RECORD LIST:
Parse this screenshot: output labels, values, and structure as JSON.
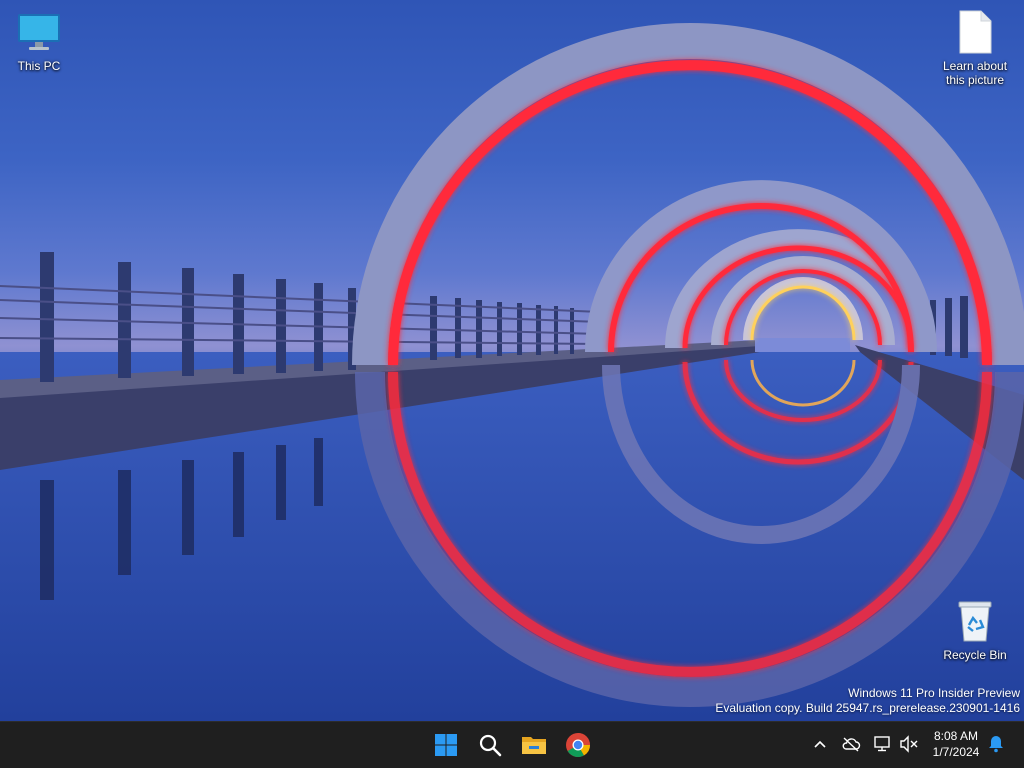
{
  "desktop": {
    "icons": [
      {
        "id": "this-pc",
        "label": "This PC",
        "icon": "monitor-icon"
      },
      {
        "id": "learn",
        "label": "Learn about\nthis picture",
        "icon": "document-icon"
      },
      {
        "id": "recycle",
        "label": "Recycle Bin",
        "icon": "recycle-bin-icon"
      }
    ]
  },
  "watermark": {
    "line1": "Windows 11 Pro Insider Preview",
    "line2": "Evaluation copy. Build 25947.rs_prerelease.230901-1416"
  },
  "taskbar": {
    "pinned": [
      {
        "id": "start",
        "icon": "windows-start-icon"
      },
      {
        "id": "search",
        "icon": "search-icon"
      },
      {
        "id": "explorer",
        "icon": "file-explorer-icon"
      },
      {
        "id": "chrome",
        "icon": "chrome-icon"
      }
    ],
    "tray": {
      "icons": [
        "chevron-up-icon",
        "cloud-offline-icon",
        "network-icon",
        "volume-muted-icon",
        "notification-bell-icon"
      ],
      "time": "8:08 AM",
      "date": "1/7/2024"
    }
  },
  "colors": {
    "taskbar_bg": "#1f1f1f",
    "wallpaper_sky": "#2f55b6",
    "wallpaper_ring_glow": "#ff2a3a",
    "windows_blue": "#2b9af3",
    "explorer_yellow": "#f6c343"
  }
}
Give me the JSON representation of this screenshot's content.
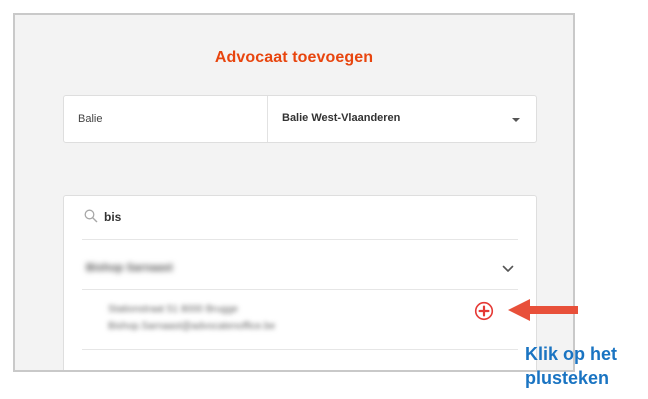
{
  "dialog": {
    "title": "Advocaat toevoegen",
    "colors": {
      "accent": "#e8450e",
      "caption": "#1a74c2"
    }
  },
  "balie_select": {
    "label": "Balie",
    "value": "Balie West-Vlaanderen",
    "icon": "chevron-down-icon"
  },
  "search": {
    "value": "bis",
    "icon": "search-icon"
  },
  "results": {
    "group_name": "Bishop Sarnaast",
    "expand_icon": "chevron-down-icon",
    "entry": {
      "address": "Stationstraat 51 8000 Brugge",
      "email": "Bishop.Sarnaast@advocatenoffice.be",
      "action_icon": "plus-circle-icon"
    }
  },
  "annotation": {
    "line1": "Klik op het",
    "line2": "plusteken",
    "icon": "arrow-left-icon"
  }
}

WORK TO DO: Among the entries above, how many lines hold the string "Sarnaast"? Respond with nothing but the number.

THE ANSWER: 2